Show every line of the records below that contains the word "Mensagem".

=-=-=

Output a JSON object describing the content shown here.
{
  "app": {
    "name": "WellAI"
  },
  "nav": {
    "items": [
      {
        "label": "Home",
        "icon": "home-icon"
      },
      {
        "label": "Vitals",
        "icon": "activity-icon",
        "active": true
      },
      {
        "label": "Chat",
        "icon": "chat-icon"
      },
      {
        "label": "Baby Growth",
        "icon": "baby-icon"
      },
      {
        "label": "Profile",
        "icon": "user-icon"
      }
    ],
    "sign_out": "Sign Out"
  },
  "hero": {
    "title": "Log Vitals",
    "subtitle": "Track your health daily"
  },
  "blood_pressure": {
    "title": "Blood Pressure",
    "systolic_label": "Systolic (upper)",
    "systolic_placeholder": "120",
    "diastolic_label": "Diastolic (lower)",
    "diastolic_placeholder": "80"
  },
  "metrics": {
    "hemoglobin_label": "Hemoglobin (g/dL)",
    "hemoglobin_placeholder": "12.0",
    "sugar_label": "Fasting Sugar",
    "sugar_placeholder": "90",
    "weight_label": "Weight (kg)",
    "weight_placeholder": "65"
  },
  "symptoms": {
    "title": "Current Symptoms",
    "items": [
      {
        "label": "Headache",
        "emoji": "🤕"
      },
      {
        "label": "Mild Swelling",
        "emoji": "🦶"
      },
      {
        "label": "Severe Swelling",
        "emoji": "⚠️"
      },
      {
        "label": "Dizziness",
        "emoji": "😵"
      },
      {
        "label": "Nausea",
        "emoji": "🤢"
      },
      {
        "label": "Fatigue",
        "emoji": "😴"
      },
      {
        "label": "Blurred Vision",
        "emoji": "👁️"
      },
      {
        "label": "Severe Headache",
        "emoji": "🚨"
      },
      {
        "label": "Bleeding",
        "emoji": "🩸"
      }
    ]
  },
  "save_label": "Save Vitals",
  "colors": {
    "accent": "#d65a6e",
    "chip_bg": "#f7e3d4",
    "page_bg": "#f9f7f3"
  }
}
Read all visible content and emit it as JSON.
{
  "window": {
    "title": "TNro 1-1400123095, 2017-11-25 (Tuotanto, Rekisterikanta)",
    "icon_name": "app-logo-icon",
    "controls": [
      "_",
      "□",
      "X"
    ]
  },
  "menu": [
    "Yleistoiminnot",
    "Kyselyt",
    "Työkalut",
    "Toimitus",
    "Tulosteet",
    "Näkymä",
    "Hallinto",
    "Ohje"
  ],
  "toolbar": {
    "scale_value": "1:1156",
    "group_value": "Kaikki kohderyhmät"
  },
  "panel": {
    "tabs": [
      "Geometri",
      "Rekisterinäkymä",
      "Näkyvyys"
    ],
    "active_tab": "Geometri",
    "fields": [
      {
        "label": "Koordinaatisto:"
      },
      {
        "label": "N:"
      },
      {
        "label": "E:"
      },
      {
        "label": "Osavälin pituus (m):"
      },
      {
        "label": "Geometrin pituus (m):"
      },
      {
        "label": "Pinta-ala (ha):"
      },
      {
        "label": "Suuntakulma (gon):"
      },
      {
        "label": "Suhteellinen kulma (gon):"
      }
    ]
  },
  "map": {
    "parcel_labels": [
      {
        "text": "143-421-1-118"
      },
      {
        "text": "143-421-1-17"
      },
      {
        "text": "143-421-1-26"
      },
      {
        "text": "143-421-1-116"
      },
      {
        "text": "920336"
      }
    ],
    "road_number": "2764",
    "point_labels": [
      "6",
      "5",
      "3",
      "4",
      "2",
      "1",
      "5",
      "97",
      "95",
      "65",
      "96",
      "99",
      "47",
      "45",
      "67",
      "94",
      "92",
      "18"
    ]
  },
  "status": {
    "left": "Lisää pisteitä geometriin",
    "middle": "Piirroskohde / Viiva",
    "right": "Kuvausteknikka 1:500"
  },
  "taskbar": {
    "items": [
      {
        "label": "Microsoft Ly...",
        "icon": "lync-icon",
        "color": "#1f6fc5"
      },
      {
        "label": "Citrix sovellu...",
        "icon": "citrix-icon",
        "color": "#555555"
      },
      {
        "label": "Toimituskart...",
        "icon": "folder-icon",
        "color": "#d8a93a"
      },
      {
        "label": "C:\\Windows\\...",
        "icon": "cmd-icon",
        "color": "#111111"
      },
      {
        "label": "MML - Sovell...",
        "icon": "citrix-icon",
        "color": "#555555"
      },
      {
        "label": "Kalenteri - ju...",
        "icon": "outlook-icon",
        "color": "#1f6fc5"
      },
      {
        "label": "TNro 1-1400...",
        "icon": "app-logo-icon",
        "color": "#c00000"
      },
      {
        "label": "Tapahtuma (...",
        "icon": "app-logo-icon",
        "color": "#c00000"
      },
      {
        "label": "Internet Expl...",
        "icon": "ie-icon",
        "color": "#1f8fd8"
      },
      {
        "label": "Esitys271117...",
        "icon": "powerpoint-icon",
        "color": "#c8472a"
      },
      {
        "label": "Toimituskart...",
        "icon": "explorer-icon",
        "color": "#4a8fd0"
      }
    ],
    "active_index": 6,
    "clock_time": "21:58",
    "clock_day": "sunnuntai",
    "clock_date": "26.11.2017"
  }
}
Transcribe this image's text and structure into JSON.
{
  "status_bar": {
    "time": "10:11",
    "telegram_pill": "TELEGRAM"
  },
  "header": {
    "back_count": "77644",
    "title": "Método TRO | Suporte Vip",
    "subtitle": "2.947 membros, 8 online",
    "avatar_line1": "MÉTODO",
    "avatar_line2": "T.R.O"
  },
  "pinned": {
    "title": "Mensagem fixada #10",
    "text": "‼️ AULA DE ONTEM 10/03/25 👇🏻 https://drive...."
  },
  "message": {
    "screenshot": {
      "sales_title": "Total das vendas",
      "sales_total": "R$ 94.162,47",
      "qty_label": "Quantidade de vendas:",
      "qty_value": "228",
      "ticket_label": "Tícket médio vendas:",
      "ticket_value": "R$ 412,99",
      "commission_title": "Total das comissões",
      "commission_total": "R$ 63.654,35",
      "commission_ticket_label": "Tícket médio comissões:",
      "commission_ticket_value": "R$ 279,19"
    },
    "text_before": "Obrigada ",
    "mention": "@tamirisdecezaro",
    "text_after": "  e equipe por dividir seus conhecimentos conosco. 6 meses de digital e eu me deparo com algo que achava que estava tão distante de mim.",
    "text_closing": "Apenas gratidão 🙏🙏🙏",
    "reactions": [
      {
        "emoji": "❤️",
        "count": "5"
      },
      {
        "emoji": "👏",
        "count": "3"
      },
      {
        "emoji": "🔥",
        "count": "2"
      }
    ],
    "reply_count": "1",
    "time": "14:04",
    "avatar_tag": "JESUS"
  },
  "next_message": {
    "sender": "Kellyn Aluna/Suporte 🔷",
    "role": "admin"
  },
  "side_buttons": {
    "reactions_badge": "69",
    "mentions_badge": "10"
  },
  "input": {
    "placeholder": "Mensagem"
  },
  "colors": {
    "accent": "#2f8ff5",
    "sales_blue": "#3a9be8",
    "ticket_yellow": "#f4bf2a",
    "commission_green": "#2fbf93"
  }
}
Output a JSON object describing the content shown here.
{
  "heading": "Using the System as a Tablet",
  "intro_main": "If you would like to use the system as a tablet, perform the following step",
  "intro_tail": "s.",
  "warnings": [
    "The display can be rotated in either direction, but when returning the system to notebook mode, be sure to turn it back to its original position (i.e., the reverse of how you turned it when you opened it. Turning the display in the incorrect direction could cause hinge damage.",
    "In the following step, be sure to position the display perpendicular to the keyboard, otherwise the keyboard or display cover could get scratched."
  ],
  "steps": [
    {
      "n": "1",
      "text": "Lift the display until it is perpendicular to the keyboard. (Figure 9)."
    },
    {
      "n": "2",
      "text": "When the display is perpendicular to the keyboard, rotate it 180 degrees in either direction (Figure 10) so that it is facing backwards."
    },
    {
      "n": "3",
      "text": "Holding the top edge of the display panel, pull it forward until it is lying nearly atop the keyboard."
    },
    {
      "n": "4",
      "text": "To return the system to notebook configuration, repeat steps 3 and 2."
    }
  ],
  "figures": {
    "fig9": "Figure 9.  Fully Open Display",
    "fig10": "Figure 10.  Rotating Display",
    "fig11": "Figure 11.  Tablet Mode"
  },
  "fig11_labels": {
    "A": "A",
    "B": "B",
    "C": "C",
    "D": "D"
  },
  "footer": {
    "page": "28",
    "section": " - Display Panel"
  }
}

=-=-=

§ **Solved problem**
    "title": "Mensagem fixada #10",
    "placeholder": "Mensagem"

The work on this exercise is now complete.